* Goal of the exercise *
Find the lines with "теми" in them and copy them out.
## start The input
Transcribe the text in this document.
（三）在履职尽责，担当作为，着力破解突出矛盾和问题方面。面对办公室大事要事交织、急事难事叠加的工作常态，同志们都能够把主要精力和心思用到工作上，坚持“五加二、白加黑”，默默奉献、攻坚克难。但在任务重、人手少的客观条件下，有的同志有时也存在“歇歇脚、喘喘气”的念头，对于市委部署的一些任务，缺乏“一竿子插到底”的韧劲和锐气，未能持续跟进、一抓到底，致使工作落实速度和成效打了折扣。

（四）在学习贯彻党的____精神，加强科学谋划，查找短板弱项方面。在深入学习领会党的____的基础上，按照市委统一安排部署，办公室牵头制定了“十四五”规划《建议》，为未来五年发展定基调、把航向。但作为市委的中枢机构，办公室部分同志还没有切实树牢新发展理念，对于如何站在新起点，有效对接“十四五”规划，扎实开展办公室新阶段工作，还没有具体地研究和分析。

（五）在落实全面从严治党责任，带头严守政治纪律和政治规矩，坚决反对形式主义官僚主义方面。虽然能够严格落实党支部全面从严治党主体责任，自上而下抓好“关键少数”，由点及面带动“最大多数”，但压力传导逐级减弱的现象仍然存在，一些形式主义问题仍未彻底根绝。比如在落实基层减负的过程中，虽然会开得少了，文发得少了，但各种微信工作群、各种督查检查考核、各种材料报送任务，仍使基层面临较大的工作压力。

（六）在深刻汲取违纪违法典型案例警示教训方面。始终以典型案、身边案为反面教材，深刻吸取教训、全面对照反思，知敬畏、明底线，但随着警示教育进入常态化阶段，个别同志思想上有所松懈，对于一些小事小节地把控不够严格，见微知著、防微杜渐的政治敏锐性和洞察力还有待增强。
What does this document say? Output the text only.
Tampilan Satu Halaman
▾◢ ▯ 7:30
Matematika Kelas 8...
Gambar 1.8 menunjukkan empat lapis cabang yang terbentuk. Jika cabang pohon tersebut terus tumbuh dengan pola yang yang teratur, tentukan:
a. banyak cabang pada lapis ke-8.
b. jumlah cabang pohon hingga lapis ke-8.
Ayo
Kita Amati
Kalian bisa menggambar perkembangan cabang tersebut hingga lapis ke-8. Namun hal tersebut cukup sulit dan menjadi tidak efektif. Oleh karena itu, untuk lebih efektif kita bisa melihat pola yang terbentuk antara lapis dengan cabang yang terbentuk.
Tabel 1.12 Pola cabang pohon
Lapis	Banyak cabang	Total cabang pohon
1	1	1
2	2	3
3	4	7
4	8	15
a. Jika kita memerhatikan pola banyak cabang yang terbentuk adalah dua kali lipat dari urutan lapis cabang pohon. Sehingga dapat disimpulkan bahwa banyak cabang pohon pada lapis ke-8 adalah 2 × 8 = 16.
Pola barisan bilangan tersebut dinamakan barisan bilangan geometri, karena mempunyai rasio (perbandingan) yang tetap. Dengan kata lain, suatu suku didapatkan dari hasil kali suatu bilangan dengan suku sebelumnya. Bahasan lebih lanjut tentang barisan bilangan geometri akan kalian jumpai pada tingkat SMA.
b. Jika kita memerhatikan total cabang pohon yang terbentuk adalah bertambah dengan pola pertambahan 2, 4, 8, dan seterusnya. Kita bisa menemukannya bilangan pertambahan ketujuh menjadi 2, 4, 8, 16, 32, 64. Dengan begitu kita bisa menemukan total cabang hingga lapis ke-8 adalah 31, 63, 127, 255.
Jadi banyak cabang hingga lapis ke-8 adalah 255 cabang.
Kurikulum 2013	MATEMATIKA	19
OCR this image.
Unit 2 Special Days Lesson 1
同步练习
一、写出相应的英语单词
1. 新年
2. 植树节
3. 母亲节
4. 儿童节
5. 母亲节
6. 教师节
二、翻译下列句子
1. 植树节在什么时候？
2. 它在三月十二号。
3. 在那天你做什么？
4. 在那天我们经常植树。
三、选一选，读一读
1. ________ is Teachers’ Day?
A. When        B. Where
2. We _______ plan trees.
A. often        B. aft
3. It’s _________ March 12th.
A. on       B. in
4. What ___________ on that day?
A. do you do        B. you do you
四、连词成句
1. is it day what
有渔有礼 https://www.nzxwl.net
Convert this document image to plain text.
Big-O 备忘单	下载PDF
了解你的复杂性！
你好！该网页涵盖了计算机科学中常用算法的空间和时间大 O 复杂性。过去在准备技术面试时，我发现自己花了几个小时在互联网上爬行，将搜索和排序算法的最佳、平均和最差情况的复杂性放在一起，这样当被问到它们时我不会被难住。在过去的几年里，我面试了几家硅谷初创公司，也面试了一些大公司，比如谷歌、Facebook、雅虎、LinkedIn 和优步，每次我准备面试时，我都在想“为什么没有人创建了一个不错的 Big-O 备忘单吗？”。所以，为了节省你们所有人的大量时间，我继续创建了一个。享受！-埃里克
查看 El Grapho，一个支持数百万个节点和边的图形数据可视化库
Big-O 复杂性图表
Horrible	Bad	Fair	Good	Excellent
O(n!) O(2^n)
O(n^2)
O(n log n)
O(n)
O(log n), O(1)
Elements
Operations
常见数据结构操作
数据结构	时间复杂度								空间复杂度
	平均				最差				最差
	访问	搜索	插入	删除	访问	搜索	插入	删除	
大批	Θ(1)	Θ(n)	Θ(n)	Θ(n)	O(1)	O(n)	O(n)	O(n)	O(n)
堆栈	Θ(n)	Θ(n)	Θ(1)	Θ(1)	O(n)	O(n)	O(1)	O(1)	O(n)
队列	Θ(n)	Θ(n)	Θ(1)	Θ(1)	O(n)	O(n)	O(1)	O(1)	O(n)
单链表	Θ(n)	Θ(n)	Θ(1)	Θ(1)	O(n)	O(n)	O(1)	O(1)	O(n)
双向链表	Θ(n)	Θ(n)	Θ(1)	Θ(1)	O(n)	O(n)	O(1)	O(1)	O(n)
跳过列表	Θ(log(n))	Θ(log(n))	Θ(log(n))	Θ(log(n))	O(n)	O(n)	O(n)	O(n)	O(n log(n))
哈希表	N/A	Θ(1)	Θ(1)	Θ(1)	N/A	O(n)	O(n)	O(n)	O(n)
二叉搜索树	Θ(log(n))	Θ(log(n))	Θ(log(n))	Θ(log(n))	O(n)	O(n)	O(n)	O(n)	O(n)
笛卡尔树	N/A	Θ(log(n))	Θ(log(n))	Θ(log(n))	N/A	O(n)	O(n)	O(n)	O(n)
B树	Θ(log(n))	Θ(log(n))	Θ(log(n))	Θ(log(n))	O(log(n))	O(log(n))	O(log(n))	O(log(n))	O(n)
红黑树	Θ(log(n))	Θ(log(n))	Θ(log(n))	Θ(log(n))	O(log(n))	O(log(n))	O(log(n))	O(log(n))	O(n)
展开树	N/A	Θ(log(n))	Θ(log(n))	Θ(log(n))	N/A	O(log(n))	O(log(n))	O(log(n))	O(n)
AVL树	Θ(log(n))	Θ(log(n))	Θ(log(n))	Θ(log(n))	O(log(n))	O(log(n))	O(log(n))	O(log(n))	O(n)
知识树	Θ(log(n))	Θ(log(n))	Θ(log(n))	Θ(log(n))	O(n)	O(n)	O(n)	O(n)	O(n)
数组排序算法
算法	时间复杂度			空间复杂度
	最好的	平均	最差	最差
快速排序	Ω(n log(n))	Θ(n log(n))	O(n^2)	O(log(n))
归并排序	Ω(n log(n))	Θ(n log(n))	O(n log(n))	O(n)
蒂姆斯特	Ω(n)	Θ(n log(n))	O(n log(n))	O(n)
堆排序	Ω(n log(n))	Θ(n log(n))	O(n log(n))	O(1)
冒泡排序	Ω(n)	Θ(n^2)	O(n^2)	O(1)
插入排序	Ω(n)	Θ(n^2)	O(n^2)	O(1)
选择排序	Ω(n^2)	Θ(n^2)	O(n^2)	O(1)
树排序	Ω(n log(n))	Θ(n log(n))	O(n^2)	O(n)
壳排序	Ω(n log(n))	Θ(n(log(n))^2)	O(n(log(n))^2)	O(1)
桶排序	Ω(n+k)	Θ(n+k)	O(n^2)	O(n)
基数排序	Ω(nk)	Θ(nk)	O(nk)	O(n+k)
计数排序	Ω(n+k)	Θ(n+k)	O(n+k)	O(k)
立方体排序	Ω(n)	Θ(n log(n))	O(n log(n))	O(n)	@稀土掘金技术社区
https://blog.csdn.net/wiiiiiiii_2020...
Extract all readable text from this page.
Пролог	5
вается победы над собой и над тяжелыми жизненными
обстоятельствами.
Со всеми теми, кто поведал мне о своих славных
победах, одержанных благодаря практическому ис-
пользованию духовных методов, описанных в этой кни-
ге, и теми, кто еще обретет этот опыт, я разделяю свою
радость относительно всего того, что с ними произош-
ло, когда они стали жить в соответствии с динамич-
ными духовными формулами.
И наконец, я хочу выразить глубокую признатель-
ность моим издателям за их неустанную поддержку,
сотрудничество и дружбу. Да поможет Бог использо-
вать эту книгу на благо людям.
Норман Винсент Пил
## end The input
* Solution to the exercise *
Со всеми теми, кто поведал мне о своих славных
ге, и теми, кто еще обретет этот опыт, я разделяю свою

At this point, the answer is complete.